(Requirements) Strip the pictures and reproduce the rest of the listing exactly.

=== Data extract ===

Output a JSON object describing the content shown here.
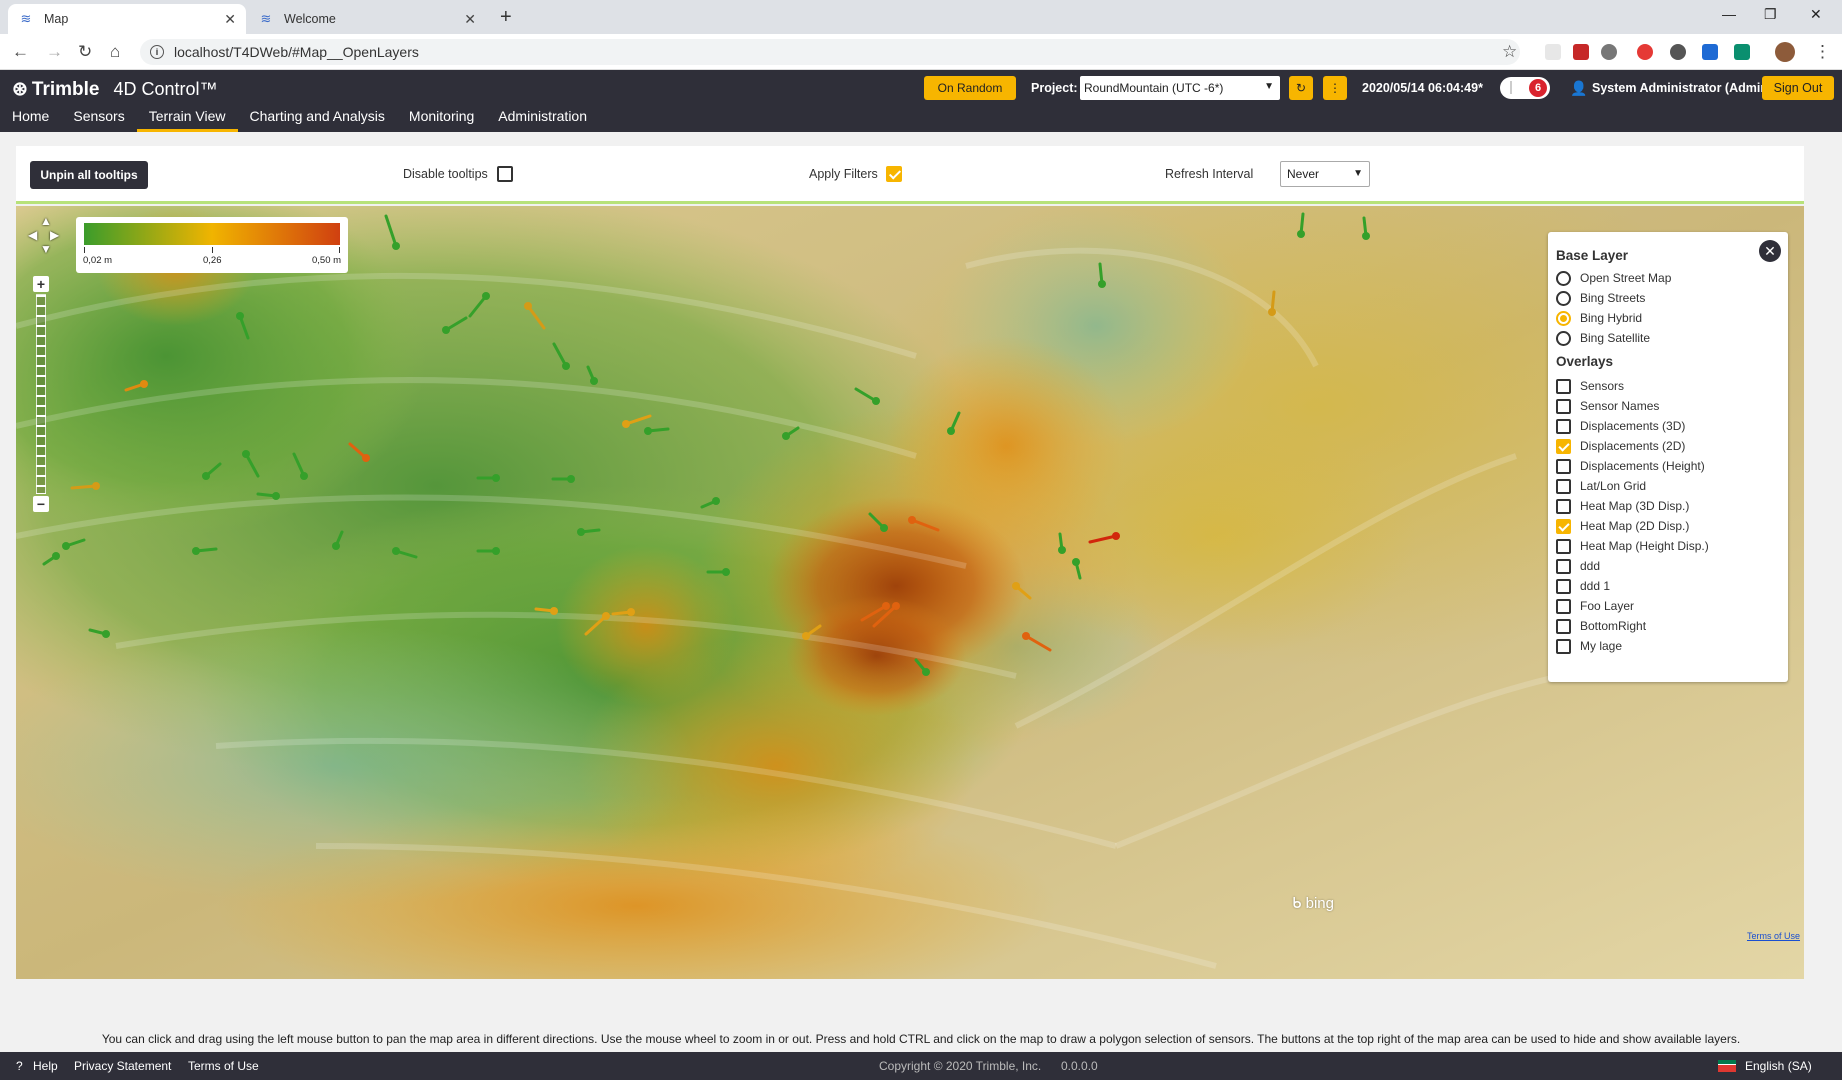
{
  "browser": {
    "tabs": [
      {
        "title": "Map",
        "active": true
      },
      {
        "title": "Welcome",
        "active": false
      }
    ],
    "url": "localhost/T4DWeb/#Map__OpenLayers"
  },
  "app": {
    "brand": "Trimble",
    "product": "4D Control™",
    "menu": [
      "Home",
      "Sensors",
      "Terrain View",
      "Charting and Analysis",
      "Monitoring",
      "Administration"
    ],
    "active_menu": "Terrain View",
    "on_random_label": "On Random",
    "project_label": "Project:",
    "project_value": "RoundMountain (UTC -6*)",
    "datetime": "2020/05/14 06:04:49*",
    "notification_count": "6",
    "user": "System Administrator (Admin)",
    "sign_out_label": "Sign Out"
  },
  "toolbar": {
    "unpin_label": "Unpin all tooltips",
    "disable_tooltips_label": "Disable tooltips",
    "disable_tooltips_checked": false,
    "apply_filters_label": "Apply Filters",
    "apply_filters_checked": true,
    "refresh_label": "Refresh Interval",
    "refresh_value": "Never"
  },
  "legend": {
    "min": "0,02 m",
    "mid": "0,26",
    "max": "0,50 m"
  },
  "layers": {
    "base_title": "Base Layer",
    "base": [
      "Open Street Map",
      "Bing Streets",
      "Bing Hybrid",
      "Bing Satellite"
    ],
    "base_selected": "Bing Hybrid",
    "overlays_title": "Overlays",
    "overlays": [
      {
        "label": "Sensors",
        "checked": false
      },
      {
        "label": "Sensor Names",
        "checked": false
      },
      {
        "label": "Displacements (3D)",
        "checked": false
      },
      {
        "label": "Displacements (2D)",
        "checked": true
      },
      {
        "label": "Displacements (Height)",
        "checked": false
      },
      {
        "label": "Lat/Lon Grid",
        "checked": false
      },
      {
        "label": "Heat Map (3D Disp.)",
        "checked": false
      },
      {
        "label": "Heat Map (2D Disp.)",
        "checked": true
      },
      {
        "label": "Heat Map (Height Disp.)",
        "checked": false
      },
      {
        "label": "ddd",
        "checked": false
      },
      {
        "label": "ddd 1",
        "checked": false
      },
      {
        "label": "Foo Layer",
        "checked": false
      },
      {
        "label": "BottomRight",
        "checked": false
      },
      {
        "label": "My lage",
        "checked": false
      }
    ]
  },
  "map": {
    "provider": "bing",
    "terms_label": "Terms of Use"
  },
  "hint": "You can click and drag using the left mouse button to pan the map area in different directions. Use the mouse wheel to zoom in or out. Press and hold CTRL and click on the map to draw a polygon selection of sensors. The buttons at the top right of the map area can be used to hide and show available layers.",
  "footer": {
    "help": "Help",
    "privacy": "Privacy Statement",
    "terms": "Terms of Use",
    "copyright": "Copyright © 2020  Trimble, Inc.",
    "version": "0.0.0.0",
    "language": "English (SA)"
  },
  "colors": {
    "accent": "#f7b500",
    "header": "#2f2f39",
    "low": "#3b9c2b",
    "mid": "#f0b400",
    "high": "#d04010"
  }
}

===

(Response)
Output a JSON object describing the content shown here.
{
  "browser": {
    "tabs": [
      {
        "title": "Map",
        "active": true
      },
      {
        "title": "Welcome",
        "active": false
      }
    ],
    "url": "localhost/T4DWeb/#Map__OpenLayers"
  },
  "app": {
    "brand": "Trimble",
    "product": "4D Control™",
    "menu": [
      "Home",
      "Sensors",
      "Terrain View",
      "Charting and Analysis",
      "Monitoring",
      "Administration"
    ],
    "active_menu": "Terrain View",
    "on_random_label": "On Random",
    "project_label": "Project:",
    "project_value": "RoundMountain (UTC -6*)",
    "datetime": "2020/05/14 06:04:49*",
    "notification_count": "6",
    "user": "System Administrator (Admin)",
    "sign_out_label": "Sign Out"
  },
  "toolbar": {
    "unpin_label": "Unpin all tooltips",
    "disable_tooltips_label": "Disable tooltips",
    "disable_tooltips_checked": false,
    "apply_filters_label": "Apply Filters",
    "apply_filters_checked": true,
    "refresh_label": "Refresh Interval",
    "refresh_value": "Never"
  },
  "legend": {
    "min": "0,02 m",
    "mid": "0,26",
    "max": "0,50 m"
  },
  "layers": {
    "base_title": "Base Layer",
    "base": [
      "Open Street Map",
      "Bing Streets",
      "Bing Hybrid",
      "Bing Satellite"
    ],
    "base_selected": "Bing Hybrid",
    "overlays_title": "Overlays",
    "overlays": [
      {
        "label": "Sensors",
        "checked": false
      },
      {
        "label": "Sensor Names",
        "checked": false
      },
      {
        "label": "Displacements (3D)",
        "checked": false
      },
      {
        "label": "Displacements (2D)",
        "checked": true
      },
      {
        "label": "Displacements (Height)",
        "checked": false
      },
      {
        "label": "Lat/Lon Grid",
        "checked": false
      },
      {
        "label": "Heat Map (3D Disp.)",
        "checked": false
      },
      {
        "label": "Heat Map (2D Disp.)",
        "checked": true
      },
      {
        "label": "Heat Map (Height Disp.)",
        "checked": false
      },
      {
        "label": "ddd",
        "checked": false
      },
      {
        "label": "ddd 1",
        "checked": false
      },
      {
        "label": "Foo Layer",
        "checked": false
      },
      {
        "label": "BottomRight",
        "checked": false
      },
      {
        "label": "My lage",
        "checked": false
      }
    ]
  },
  "map": {
    "provider": "bing",
    "terms_label": "Terms of Use"
  },
  "hint": "You can click and drag using the left mouse button to pan the map area in different directions. Use the mouse wheel to zoom in or out. Press and hold CTRL and click on the map to draw a polygon selection of sensors. The buttons at the top right of the map area can be used to hide and show available layers.",
  "footer": {
    "help": "Help",
    "privacy": "Privacy Statement",
    "terms": "Terms of Use",
    "copyright": "Copyright © 2020  Trimble, Inc.",
    "version": "0.0.0.0",
    "language": "English (SA)"
  },
  "colors": {
    "accent": "#f7b500",
    "header": "#2f2f39",
    "low": "#3b9c2b",
    "mid": "#f0b400",
    "high": "#d04010"
  }
}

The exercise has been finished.